> **SELECTED TEXT**:
----------------
If `is_decoding=False` it does the parallel processing (e.g. `hidden_states_B_C = causal_conv1d_fn(x=hidden_states_B_C.transpose(1,2), ...)`), which handles full sequences correctly but **cannot incorporate a non-zero initial state** since `initial_states` is never passed through to `mamba_chunk_scan_combined`.


# Related issues (and even a PR! but for Mamba1 ...) in [ `state-spaces/mamba`](https://github.com/state-spaces/mamba), all for Mamba1 except #641)

- [state-spaces/mamba#641](https://github.com/state-spaces/mamba/issues/641): "Chunk-Wise Inference does not match Full-Length Inference" (Mamba2, mamba-ssm package, same bug demonstrated with reproduction code)
----------------
> **RECORDED DATA**:

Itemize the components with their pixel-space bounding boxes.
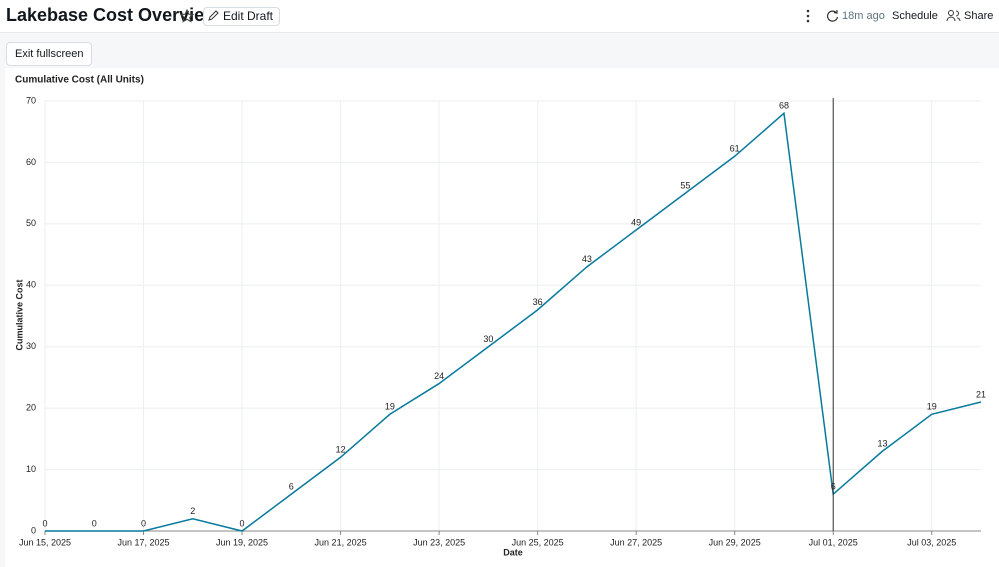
----------------
> **WHAT THIS TASK INVOLVES**: Write the next part of the passage on Mamba2 chunk-wise inference ignoring initial states, starting right after its final list item.

> **ANSWER TO THE TASK**:
- [state-spaces/mamba#536](https://github.com/state-spaces/mamba/issues/536) : "Chunked inference" (asks if fast chunked inference with state carry-over is possible)
- [state-spaces/mamba#101](https://github.com/state-spaces/mamba/issues/101): "Using ssm_state and conv_state during training" (Mamba1, same conceptual limitation)
- [state-spaces/mamba#830](https://github.com/state-spaces/mamba/pull/830): "Parallel forward with state" (PR implementing the fix for **Mamba1 only**)
- [state-spaces/mamba#488](https://github.com/state-spaces/mamba/pull/488): "Initial state support for Mamba SSM (1)" (PR implementing chunked prefill for **Mamba1 only**)

### Who can help?

@zucchini-nlp @Cyrilvallez 🤗

### Information

- [ ] The official example scripts
- [x] My own modified scripts

### Tasks

- [ ] An officially supported task in the `examples` folder (such as GLUE/SQuAD, ...)
- [x] My own task or dataset (give details below)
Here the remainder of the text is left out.